Task objective: Below are the records. List every line holding the word "local".

%%

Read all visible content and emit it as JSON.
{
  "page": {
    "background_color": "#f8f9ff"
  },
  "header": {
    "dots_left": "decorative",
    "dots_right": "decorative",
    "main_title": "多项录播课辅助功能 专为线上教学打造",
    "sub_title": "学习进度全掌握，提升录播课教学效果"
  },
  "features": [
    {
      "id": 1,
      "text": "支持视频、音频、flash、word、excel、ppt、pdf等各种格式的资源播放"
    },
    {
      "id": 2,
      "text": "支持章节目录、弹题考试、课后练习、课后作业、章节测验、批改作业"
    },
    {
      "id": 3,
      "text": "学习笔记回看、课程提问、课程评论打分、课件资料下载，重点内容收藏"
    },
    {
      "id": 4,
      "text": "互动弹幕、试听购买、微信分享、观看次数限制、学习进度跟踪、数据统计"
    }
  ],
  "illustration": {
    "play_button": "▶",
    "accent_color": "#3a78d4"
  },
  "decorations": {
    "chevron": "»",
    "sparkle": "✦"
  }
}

%%
%%

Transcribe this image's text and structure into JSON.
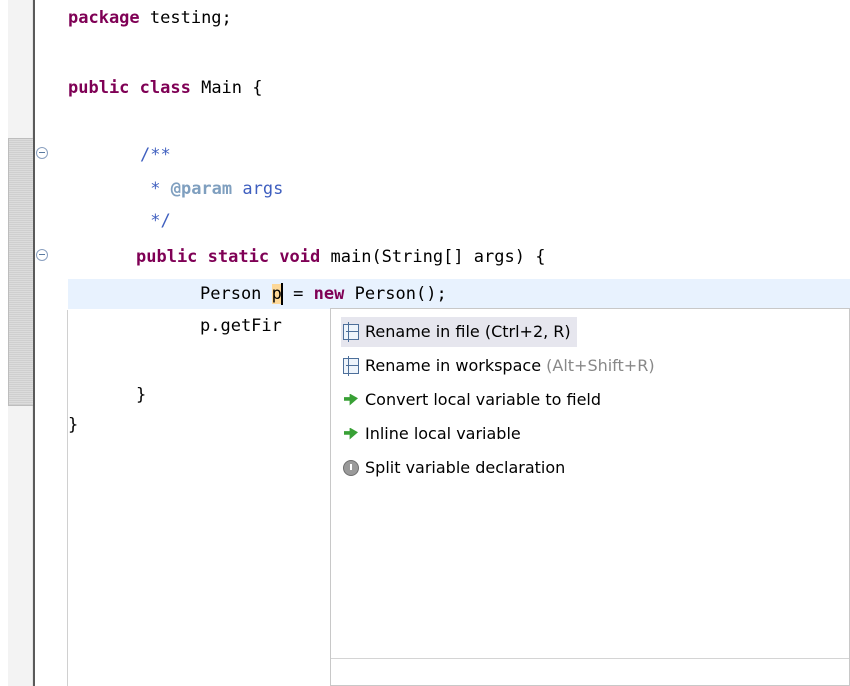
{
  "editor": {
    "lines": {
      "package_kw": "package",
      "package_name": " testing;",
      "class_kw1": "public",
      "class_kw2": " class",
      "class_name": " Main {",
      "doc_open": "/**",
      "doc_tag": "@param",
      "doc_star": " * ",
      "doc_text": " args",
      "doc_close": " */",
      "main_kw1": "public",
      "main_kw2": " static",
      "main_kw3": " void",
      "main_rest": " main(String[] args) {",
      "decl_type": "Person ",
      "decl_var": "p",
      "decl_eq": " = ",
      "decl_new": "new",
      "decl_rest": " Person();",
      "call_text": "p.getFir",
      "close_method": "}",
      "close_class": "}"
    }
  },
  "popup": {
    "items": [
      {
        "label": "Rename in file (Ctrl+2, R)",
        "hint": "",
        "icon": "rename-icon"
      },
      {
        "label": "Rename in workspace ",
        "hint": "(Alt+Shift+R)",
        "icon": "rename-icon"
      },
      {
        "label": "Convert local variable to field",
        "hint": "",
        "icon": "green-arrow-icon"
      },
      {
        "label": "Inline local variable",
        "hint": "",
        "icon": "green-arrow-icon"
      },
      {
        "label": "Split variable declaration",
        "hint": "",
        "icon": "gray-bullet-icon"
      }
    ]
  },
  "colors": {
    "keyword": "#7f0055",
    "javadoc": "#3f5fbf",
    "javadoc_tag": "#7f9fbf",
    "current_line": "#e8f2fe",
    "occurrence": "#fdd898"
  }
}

%%

Expected output:
        "label": "Convert local variable to field",
        "label": "Inline local variable",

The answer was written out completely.